Exercise instructions — Copy the lines in the records below without any changes, starting at the line with "- code-icon[interactable]: [8, 248, 19, 259]" and ending with the line with "- strikethrough-icon[interactable]: [1208, 429, 1218, 439]", both included.

Excerpts from a layout annotation set
---------------
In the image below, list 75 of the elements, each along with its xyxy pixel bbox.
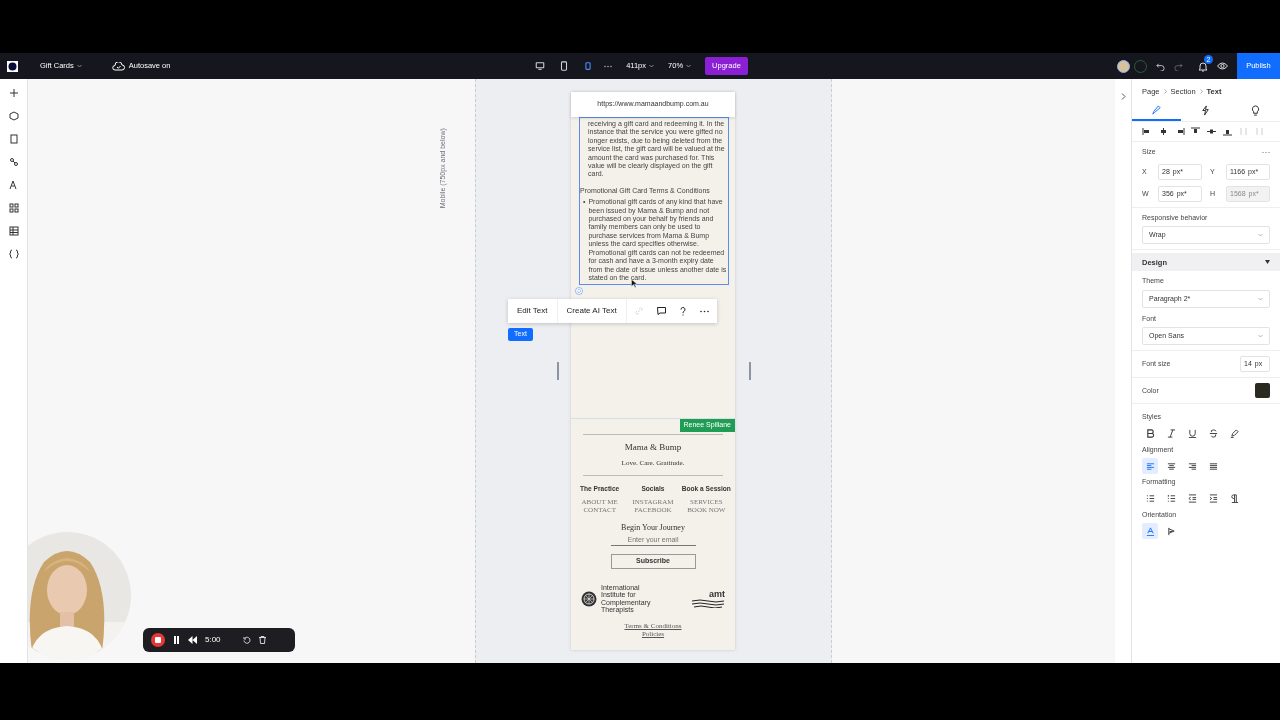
- code-icon[interactable]: [8, 248, 19, 259]
- format-option[interactable]: [1142, 523, 1158, 540]
- more-icon[interactable]: [604, 64, 613, 68]
- tablet-icon: [559, 61, 570, 71]
- timer: 5:00: [205, 634, 221, 646]
- lightning-icon: [1200, 104, 1212, 116]
- nodes-icon[interactable]: [8, 156, 19, 167]
- restart-icon[interactable]: [242, 636, 251, 644]
- rotate-handle-icon[interactable]: [575, 287, 583, 295]
- comment-icon[interactable]: [656, 307, 666, 315]
- strikethrough-icon[interactable]: [1208, 429, 1218, 439]
- undo-icon[interactable]: [1156, 61, 1165, 71]
- redo-icon[interactable]: [1174, 61, 1183, 71]
- more-icon[interactable]: [699, 309, 709, 313]
- newsletter-title: Begin Your Journey: [620, 521, 686, 534]
- cursor-icon: [631, 279, 637, 288]
- distribute-horizontal-icon: [1238, 127, 1249, 137]
- vertical-text-icon: [1166, 526, 1176, 536]
- bell-icon[interactable]: [1198, 60, 1208, 72]
- italic-icon[interactable]: [1166, 429, 1176, 439]
- highlighter-icon[interactable]: [1229, 429, 1239, 439]
- selected-text-frame[interactable]: [579, 117, 729, 286]
- seal-icon: [581, 590, 597, 607]
- distribute-vertical-icon: [1254, 127, 1265, 137]
- page-icon[interactable]: [8, 133, 19, 144]
- waves-icon: [691, 598, 725, 608]
- stop-button[interactable]: [151, 633, 165, 647]
- paragraph-icon[interactable]: [1229, 494, 1239, 504]
- caret-icon: [76, 64, 82, 68]
- align-middle-icon[interactable]: [1206, 127, 1217, 137]
- table-icon[interactable]: [8, 225, 19, 236]
- chevron-right-icon: [1199, 89, 1203, 95]
- underline-icon[interactable]: [1187, 429, 1197, 439]
- grid-icon[interactable]: [8, 202, 19, 213]
- eye-icon[interactable]: [1217, 62, 1228, 70]
- indent-icon[interactable]: [1208, 494, 1218, 504]
- format-option[interactable]: [1142, 458, 1158, 475]
- chevron-right-icon: [1163, 89, 1167, 95]
- outdent-icon[interactable]: [1187, 494, 1197, 504]
- site-brand: Mama & Bump: [623, 441, 683, 454]
- toolbar-button[interactable]: Edit Text: [508, 299, 558, 323]
- bullet-list-icon[interactable]: [1145, 494, 1155, 504]
- add-icon[interactable]: [8, 87, 19, 98]
- pause-icon[interactable]: [173, 636, 180, 644]
- caret-icon: [686, 64, 692, 68]
- bold-icon[interactable]: [1145, 429, 1155, 439]
- resize-handle[interactable]: [557, 362, 559, 380]
- color-swatch[interactable]: [1255, 383, 1270, 399]
- lightbulb-icon: [1249, 104, 1261, 116]
- caret-icon: [1258, 233, 1263, 238]
- brush-icon: [1151, 104, 1163, 116]
- cube-icon[interactable]: [8, 110, 19, 121]
- badge-caption: amt: [709, 589, 725, 599]
- desktop-icon: [535, 61, 546, 71]
- justify-icon: [1208, 461, 1218, 471]
- mobile-icon: [583, 61, 594, 71]
- typography-icon[interactable]: [8, 179, 19, 190]
- caret-icon: [649, 64, 655, 68]
- avatar[interactable]: [1117, 59, 1130, 73]
- resize-handle[interactable]: [749, 362, 751, 380]
- align-right-icon: [1187, 461, 1197, 471]
- numbered-list-icon[interactable]: [1166, 494, 1176, 504]
- align-center-icon[interactable]: [1158, 127, 1169, 137]
- logo-icon[interactable]: [7, 60, 18, 72]
- caret-icon: [1258, 334, 1263, 339]
- align-left-icon: [1145, 461, 1155, 471]
- align-bottom-icon[interactable]: [1222, 127, 1233, 137]
- cloud-check-icon: [111, 61, 125, 71]
- caret-icon: [1258, 296, 1263, 301]
- help-icon[interactable]: [679, 306, 686, 316]
- align-center-icon: [1166, 461, 1176, 471]
- rewind-icon[interactable]: [188, 636, 197, 644]
- text-direction-icon: [1145, 526, 1155, 536]
- toolbar-button[interactable]: Create AI Text: [557, 299, 627, 323]
- trash-icon[interactable]: [258, 636, 266, 644]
---------------
Written answer —
- code-icon[interactable]: [8, 248, 19, 259]
- format-option[interactable]: [1142, 523, 1158, 540]
- more-icon[interactable]: [604, 64, 613, 68]
- tablet-icon: [559, 61, 570, 71]
- timer: 5:00: [205, 634, 221, 646]
- lightning-icon: [1200, 104, 1212, 116]
- nodes-icon[interactable]: [8, 156, 19, 167]
- restart-icon[interactable]: [242, 636, 251, 644]
- rotate-handle-icon[interactable]: [575, 287, 583, 295]
- comment-icon[interactable]: [656, 307, 666, 315]
- strikethrough-icon[interactable]: [1208, 429, 1218, 439]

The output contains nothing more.